Find the lines with the string "right" and return them.

** Stored data **
########

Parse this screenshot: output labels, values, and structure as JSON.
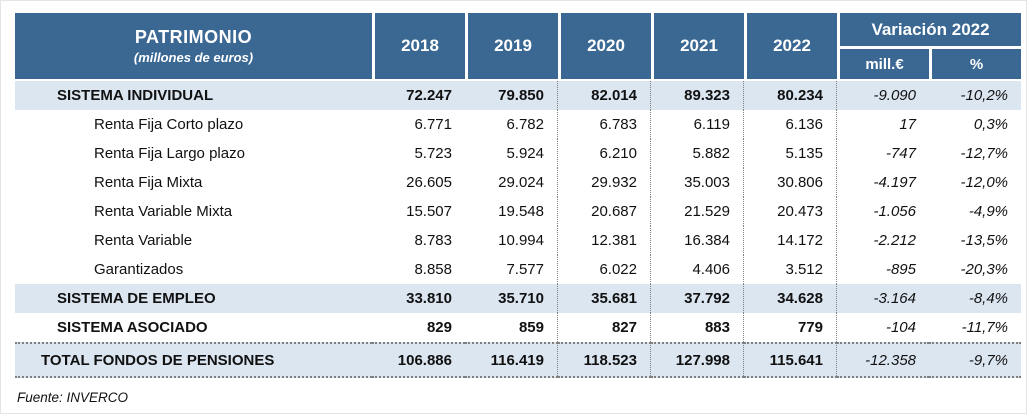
{
  "table": {
    "header": {
      "title": "PATRIMONIO",
      "subtitle": "(millones de euros)",
      "years": [
        "2018",
        "2019",
        "2020",
        "2021",
        "2022"
      ],
      "variation_title": "Variación 2022",
      "variation_cols": [
        "mill.€",
        "%"
      ]
    },
    "rows": [
      {
        "label": "SISTEMA INDIVIDUAL",
        "type": "category",
        "banded": true,
        "values": [
          "72.247",
          "79.850",
          "82.014",
          "89.323",
          "80.234"
        ],
        "var_mill": "-9.090",
        "var_pct": "-10,2%"
      },
      {
        "label": "Renta Fija Corto plazo",
        "type": "sub",
        "banded": false,
        "values": [
          "6.771",
          "6.782",
          "6.783",
          "6.119",
          "6.136"
        ],
        "var_mill": "17",
        "var_pct": "0,3%"
      },
      {
        "label": "Renta Fija Largo plazo",
        "type": "sub",
        "banded": false,
        "values": [
          "5.723",
          "5.924",
          "6.210",
          "5.882",
          "5.135"
        ],
        "var_mill": "-747",
        "var_pct": "-12,7%"
      },
      {
        "label": "Renta Fija Mixta",
        "type": "sub",
        "banded": false,
        "values": [
          "26.605",
          "29.024",
          "29.932",
          "35.003",
          "30.806"
        ],
        "var_mill": "-4.197",
        "var_pct": "-12,0%"
      },
      {
        "label": "Renta Variable Mixta",
        "type": "sub",
        "banded": false,
        "values": [
          "15.507",
          "19.548",
          "20.687",
          "21.529",
          "20.473"
        ],
        "var_mill": "-1.056",
        "var_pct": "-4,9%"
      },
      {
        "label": "Renta Variable",
        "type": "sub",
        "banded": false,
        "values": [
          "8.783",
          "10.994",
          "12.381",
          "16.384",
          "14.172"
        ],
        "var_mill": "-2.212",
        "var_pct": "-13,5%"
      },
      {
        "label": "Garantizados",
        "type": "sub",
        "banded": false,
        "values": [
          "8.858",
          "7.577",
          "6.022",
          "4.406",
          "3.512"
        ],
        "var_mill": "-895",
        "var_pct": "-20,3%"
      },
      {
        "label": "SISTEMA DE EMPLEO",
        "type": "category",
        "banded": true,
        "values": [
          "33.810",
          "35.710",
          "35.681",
          "37.792",
          "34.628"
        ],
        "var_mill": "-3.164",
        "var_pct": "-8,4%"
      },
      {
        "label": "SISTEMA ASOCIADO",
        "type": "category",
        "banded": false,
        "values": [
          "829",
          "859",
          "827",
          "883",
          "779"
        ],
        "var_mill": "-104",
        "var_pct": "-11,7%"
      },
      {
        "label": "TOTAL FONDOS DE PENSIONES",
        "type": "total",
        "banded": true,
        "values": [
          "106.886",
          "116.419",
          "118.523",
          "127.998",
          "115.641"
        ],
        "var_mill": "-12.358",
        "var_pct": "-9,7%"
      }
    ],
    "footer": "Fuente: INVERCO"
  },
  "colors": {
    "header_bg": "#3a6893",
    "band_bg": "#dce6f1",
    "grid_gray": "#7f7f7f"
  }
}
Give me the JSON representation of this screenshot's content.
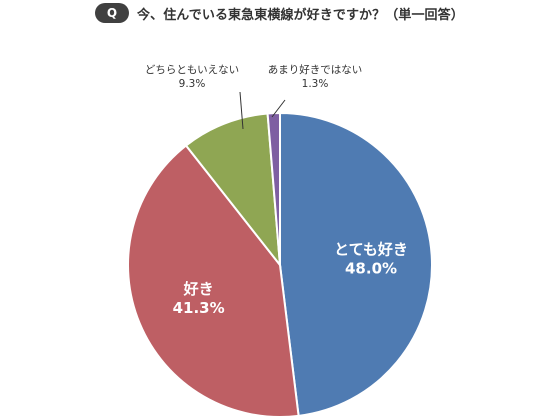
{
  "header": {
    "badge": "Q",
    "question": "今、住んでいる東急東横線が好きですか？（単一回答）"
  },
  "chart_data": {
    "type": "pie",
    "title": "今、住んでいる東急東横線が好きですか？（単一回答）",
    "start": "12 o'clock, clockwise",
    "slices": [
      {
        "label": "とても好き",
        "value_text": "48.0%",
        "value": 48.0,
        "color": "#4F7BB2"
      },
      {
        "label": "好き",
        "value_text": "41.3%",
        "value": 41.3,
        "color": "#BE5F64"
      },
      {
        "label": "どちらともいえない",
        "value_text": "9.3%",
        "value": 9.3,
        "color": "#8FA653"
      },
      {
        "label": "あまり好きではない",
        "value_text": "1.3%",
        "value": 1.3,
        "color": "#7E5FA2"
      }
    ]
  }
}
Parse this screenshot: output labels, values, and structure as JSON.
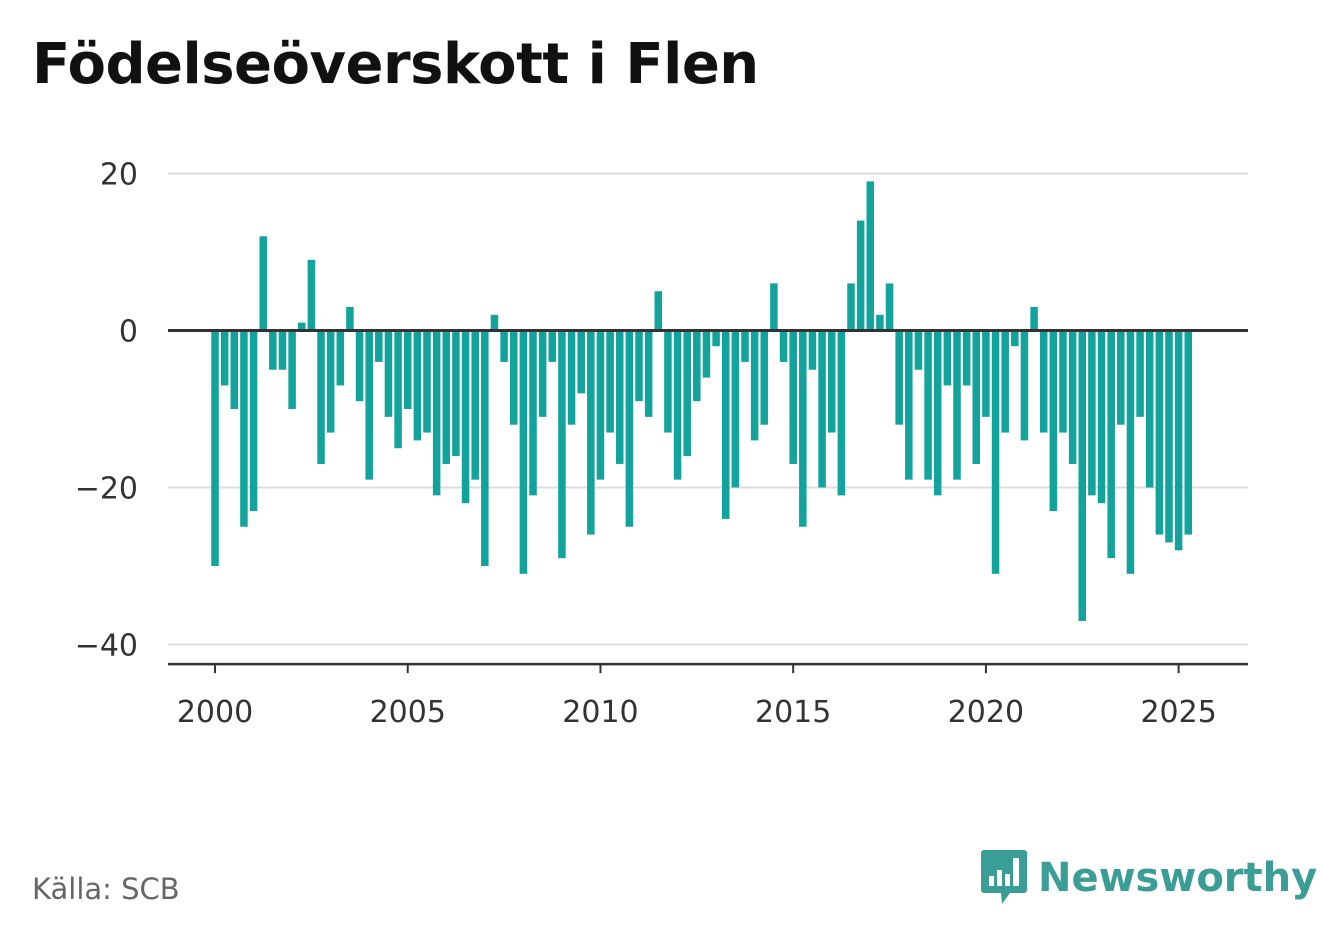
{
  "title": "Födelseöverskott i Flen",
  "source": "Källa: SCB",
  "brand": "Newsworthy",
  "colors": {
    "bar": "#12a49c",
    "grid": "#dddddd",
    "axis": "#333333",
    "brand": "#3a9e96"
  },
  "chart_data": {
    "type": "bar",
    "title": "Födelseöverskott i Flen",
    "xlabel": "",
    "ylabel": "",
    "x_ticks": [
      2000,
      2005,
      2010,
      2015,
      2020,
      2025
    ],
    "y_ticks": [
      20,
      0,
      -20,
      -40
    ],
    "xlim": [
      1998.78,
      2026.8
    ],
    "ylim": [
      -42.5,
      20
    ],
    "grid": true,
    "start_year": 2000,
    "values_per_year": 4,
    "values": [
      -30,
      -7,
      -10,
      -25,
      -23,
      12,
      -5,
      -5,
      -10,
      1,
      9,
      -17,
      -13,
      -7,
      3,
      -9,
      -19,
      -4,
      -11,
      -15,
      -10,
      -14,
      -13,
      -21,
      -17,
      -16,
      -22,
      -19,
      -30,
      2,
      -4,
      -12,
      -31,
      -21,
      -11,
      -4,
      -29,
      -12,
      -8,
      -26,
      -19,
      -13,
      -17,
      -25,
      -9,
      -11,
      5,
      -13,
      -19,
      -16,
      -9,
      -6,
      -2,
      -24,
      -20,
      -4,
      -14,
      -12,
      6,
      -4,
      -17,
      -25,
      -5,
      -20,
      -13,
      -21,
      6,
      14,
      19,
      2,
      6,
      -12,
      -19,
      -5,
      -19,
      -21,
      -7,
      -19,
      -7,
      -17,
      -11,
      -31,
      -13,
      -2,
      -14,
      3,
      -13,
      -23,
      -13,
      -17,
      -37,
      -21,
      -22,
      -29,
      -12,
      -31,
      -11,
      -20,
      -26,
      -27,
      -28,
      -26
    ]
  }
}
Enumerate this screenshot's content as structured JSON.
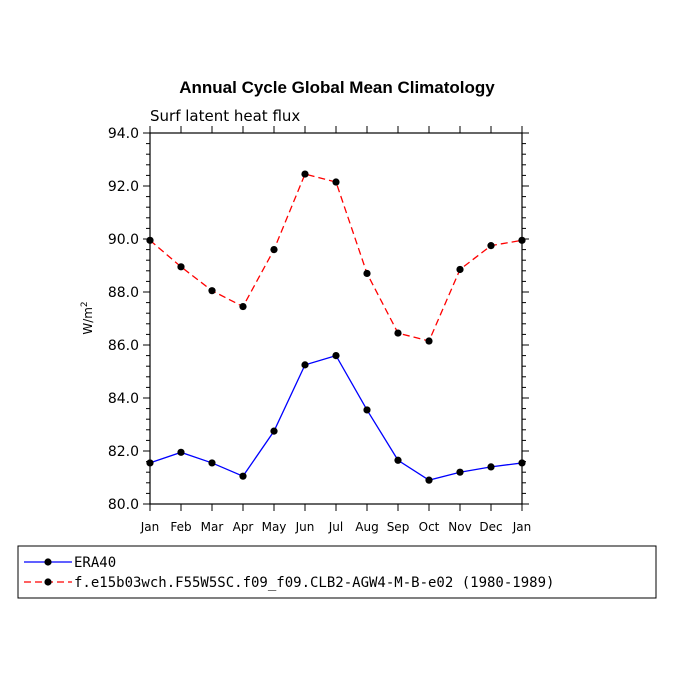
{
  "chart_data": {
    "type": "line",
    "title": "Annual Cycle Global Mean Climatology",
    "subtitle": "Surf latent heat flux",
    "ylabel": "W/m",
    "ylabel_sup": "2",
    "ylim": [
      80.0,
      94.0
    ],
    "yticks": [
      "80.0",
      "82.0",
      "84.0",
      "86.0",
      "88.0",
      "90.0",
      "92.0",
      "94.0"
    ],
    "categories": [
      "Jan",
      "Feb",
      "Mar",
      "Apr",
      "May",
      "Jun",
      "Jul",
      "Aug",
      "Sep",
      "Oct",
      "Nov",
      "Dec",
      "Jan"
    ],
    "grid": false,
    "legend_position": "bottom",
    "series": [
      {
        "name": "ERA40",
        "color": "#0000ff",
        "dash": "solid",
        "values": [
          81.55,
          81.95,
          81.55,
          81.05,
          82.75,
          85.25,
          85.6,
          83.55,
          81.65,
          80.9,
          81.2,
          81.4,
          81.55
        ]
      },
      {
        "name": "f.e15b03wch.F55W5SC.f09_f09.CLB2-AGW4-M-B-e02 (1980-1989)",
        "color": "#ff0000",
        "dash": "dashed",
        "values": [
          89.95,
          88.95,
          88.05,
          87.45,
          89.6,
          92.45,
          92.15,
          88.7,
          86.45,
          86.15,
          88.85,
          89.75,
          89.95
        ]
      }
    ]
  }
}
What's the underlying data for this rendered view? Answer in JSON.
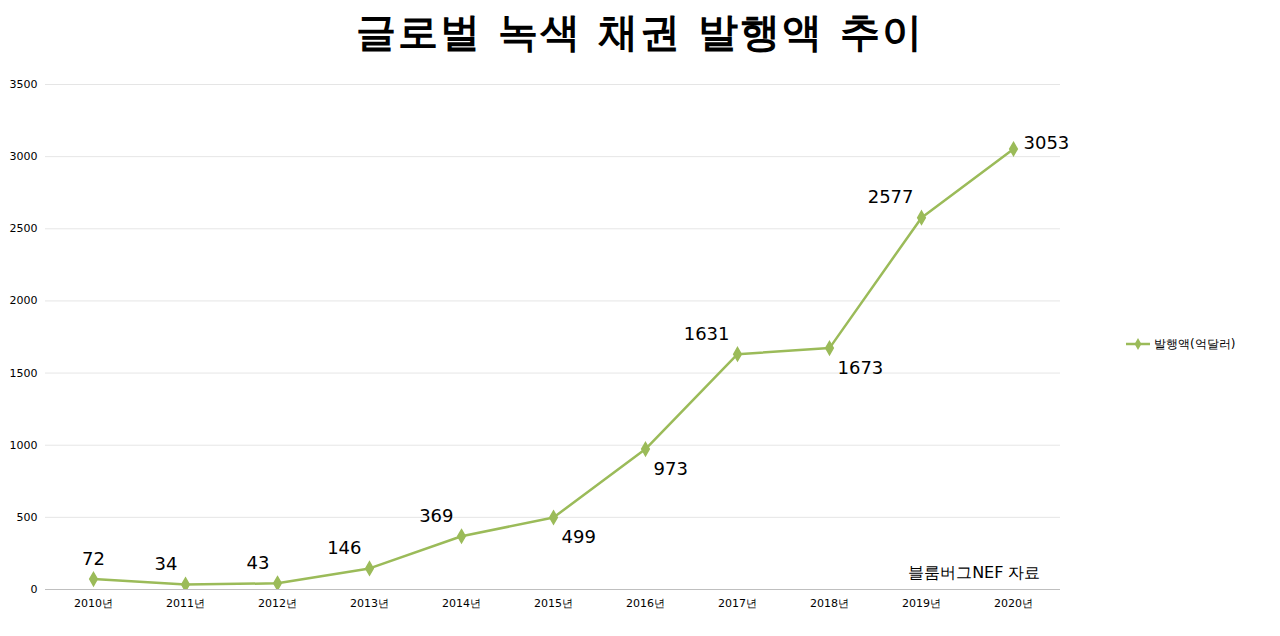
{
  "chart_data": {
    "type": "line",
    "title": "글로벌 녹색 채권 발행액 추이",
    "categories": [
      "2010년",
      "2011년",
      "2012년",
      "2013년",
      "2014년",
      "2015년",
      "2016년",
      "2017년",
      "2018년",
      "2019년",
      "2020년"
    ],
    "series": [
      {
        "name": "발행액(억달러)",
        "color": "#9bbb59",
        "marker": "diamond",
        "values": [
          72,
          34,
          43,
          146,
          369,
          499,
          973,
          1631,
          1673,
          2577,
          3053
        ]
      }
    ],
    "ylim": [
      0,
      3500
    ],
    "yticks": [
      0,
      500,
      1000,
      1500,
      2000,
      2500,
      3000,
      3500
    ],
    "grid": true,
    "legend": "right",
    "data_labels": true,
    "annotations": [
      "블룸버그NEF 자료"
    ]
  }
}
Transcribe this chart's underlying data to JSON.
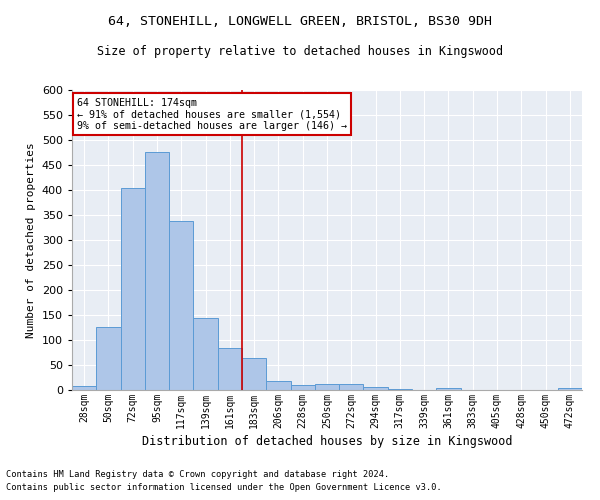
{
  "title1": "64, STONEHILL, LONGWELL GREEN, BRISTOL, BS30 9DH",
  "title2": "Size of property relative to detached houses in Kingswood",
  "xlabel": "Distribution of detached houses by size in Kingswood",
  "ylabel": "Number of detached properties",
  "categories": [
    "28sqm",
    "50sqm",
    "72sqm",
    "95sqm",
    "117sqm",
    "139sqm",
    "161sqm",
    "183sqm",
    "206sqm",
    "228sqm",
    "250sqm",
    "272sqm",
    "294sqm",
    "317sqm",
    "339sqm",
    "361sqm",
    "383sqm",
    "405sqm",
    "428sqm",
    "450sqm",
    "472sqm"
  ],
  "values": [
    8,
    127,
    404,
    476,
    339,
    145,
    85,
    65,
    18,
    10,
    13,
    13,
    6,
    2,
    0,
    4,
    0,
    0,
    0,
    0,
    4
  ],
  "bar_color": "#aec6e8",
  "bar_edge_color": "#5b9bd5",
  "bg_color": "#e8edf4",
  "vline_color": "#cc0000",
  "annotation_line1": "64 STONEHILL: 174sqm",
  "annotation_line2": "← 91% of detached houses are smaller (1,554)",
  "annotation_line3": "9% of semi-detached houses are larger (146) →",
  "annotation_box_color": "#ffffff",
  "annotation_box_edge": "#cc0000",
  "footnote1": "Contains HM Land Registry data © Crown copyright and database right 2024.",
  "footnote2": "Contains public sector information licensed under the Open Government Licence v3.0.",
  "ylim": [
    0,
    600
  ],
  "yticks": [
    0,
    50,
    100,
    150,
    200,
    250,
    300,
    350,
    400,
    450,
    500,
    550,
    600
  ],
  "vline_pos": 6.5
}
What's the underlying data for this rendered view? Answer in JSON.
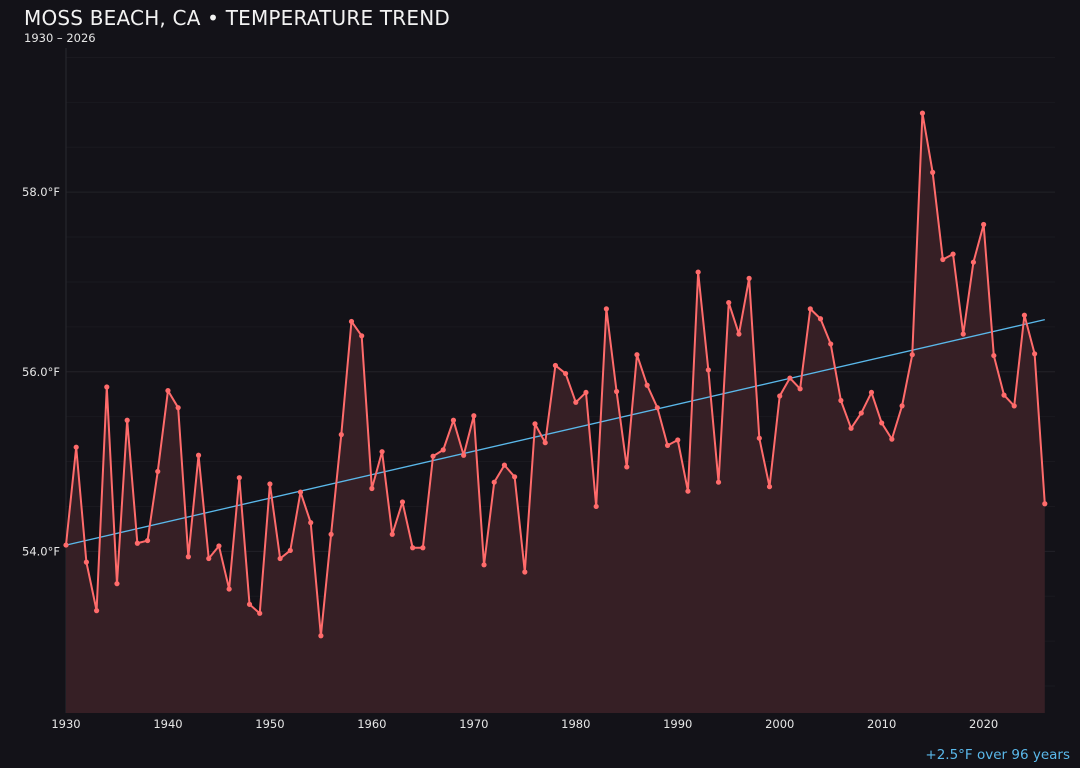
{
  "chart_data": {
    "type": "area",
    "title": "MOSS BEACH, CA • TEMPERATURE TREND",
    "subtitle": "1930 – 2026",
    "annotation": "+2.5°F over 96 years",
    "xlabel": "",
    "ylabel": "",
    "xlim": [
      1930,
      2027
    ],
    "ylim": [
      52.2,
      59.75
    ],
    "x_ticks": [
      "1930",
      "1940",
      "1950",
      "1960",
      "1970",
      "1980",
      "1990",
      "2000",
      "2010",
      "2020"
    ],
    "y_ticks": [
      {
        "value": 54,
        "label": "54.0°F"
      },
      {
        "value": 56,
        "label": "56.0°F"
      },
      {
        "value": 58,
        "label": "58.0°F"
      }
    ],
    "grid": true,
    "colors": {
      "series": "#ff6b6b",
      "fill": "#361f25",
      "trend": "#5ab8ea",
      "background": "#131218"
    },
    "x": [
      1930,
      1931,
      1932,
      1933,
      1934,
      1935,
      1936,
      1937,
      1938,
      1939,
      1940,
      1941,
      1942,
      1943,
      1944,
      1945,
      1946,
      1947,
      1948,
      1949,
      1950,
      1951,
      1952,
      1953,
      1954,
      1955,
      1956,
      1957,
      1958,
      1959,
      1960,
      1961,
      1962,
      1963,
      1964,
      1965,
      1966,
      1967,
      1968,
      1969,
      1970,
      1971,
      1972,
      1973,
      1974,
      1975,
      1976,
      1977,
      1978,
      1979,
      1980,
      1981,
      1982,
      1983,
      1984,
      1985,
      1986,
      1987,
      1988,
      1989,
      1990,
      1991,
      1992,
      1993,
      1994,
      1995,
      1996,
      1997,
      1998,
      1999,
      2000,
      2001,
      2002,
      2003,
      2004,
      2005,
      2006,
      2007,
      2008,
      2009,
      2010,
      2011,
      2012,
      2013,
      2014,
      2015,
      2016,
      2017,
      2018,
      2019,
      2020,
      2021,
      2022,
      2023,
      2024,
      2025,
      2026
    ],
    "series": [
      {
        "values": [
          54.07,
          55.16,
          53.88,
          53.34,
          55.83,
          53.64,
          55.46,
          54.09,
          54.12,
          54.89,
          55.79,
          55.6,
          53.94,
          55.07,
          53.92,
          54.06,
          53.58,
          54.82,
          53.41,
          53.31,
          54.75,
          53.92,
          54.01,
          54.66,
          54.32,
          53.06,
          54.19,
          55.3,
          56.56,
          56.4,
          54.7,
          55.11,
          54.19,
          54.55,
          54.04,
          54.04,
          55.06,
          55.13,
          55.46,
          55.07,
          55.51,
          53.85,
          54.77,
          54.96,
          54.83,
          53.77,
          55.42,
          55.21,
          56.07,
          55.98,
          55.66,
          55.77,
          54.5,
          56.7,
          55.78,
          54.94,
          56.19,
          55.85,
          55.6,
          55.18,
          55.24,
          54.67,
          57.11,
          56.02,
          54.77,
          56.77,
          56.42,
          57.04,
          55.26,
          54.72,
          55.73,
          55.93,
          55.81,
          56.7,
          56.59,
          56.31,
          55.68,
          55.37,
          55.54,
          55.77,
          55.43,
          55.25,
          55.62,
          56.19,
          58.88,
          58.22,
          57.25,
          57.31,
          56.42,
          57.22,
          57.64,
          56.18,
          55.74,
          55.62,
          56.63,
          56.2,
          54.53
        ]
      }
    ],
    "trend": {
      "x": [
        1930,
        2026
      ],
      "y": [
        54.07,
        56.58
      ]
    }
  }
}
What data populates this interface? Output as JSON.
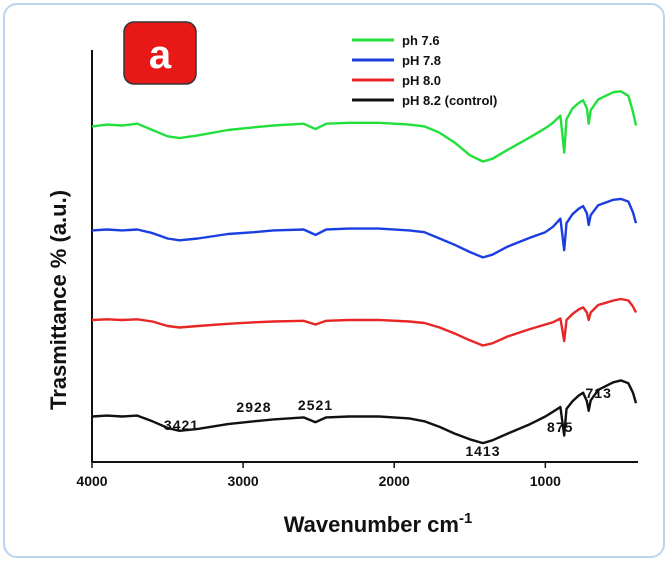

########

** Solution to the problem **
    "legend": "right",
  "footnote1": "Contains HM Land Registry data © Crown copyright and database right 2024.",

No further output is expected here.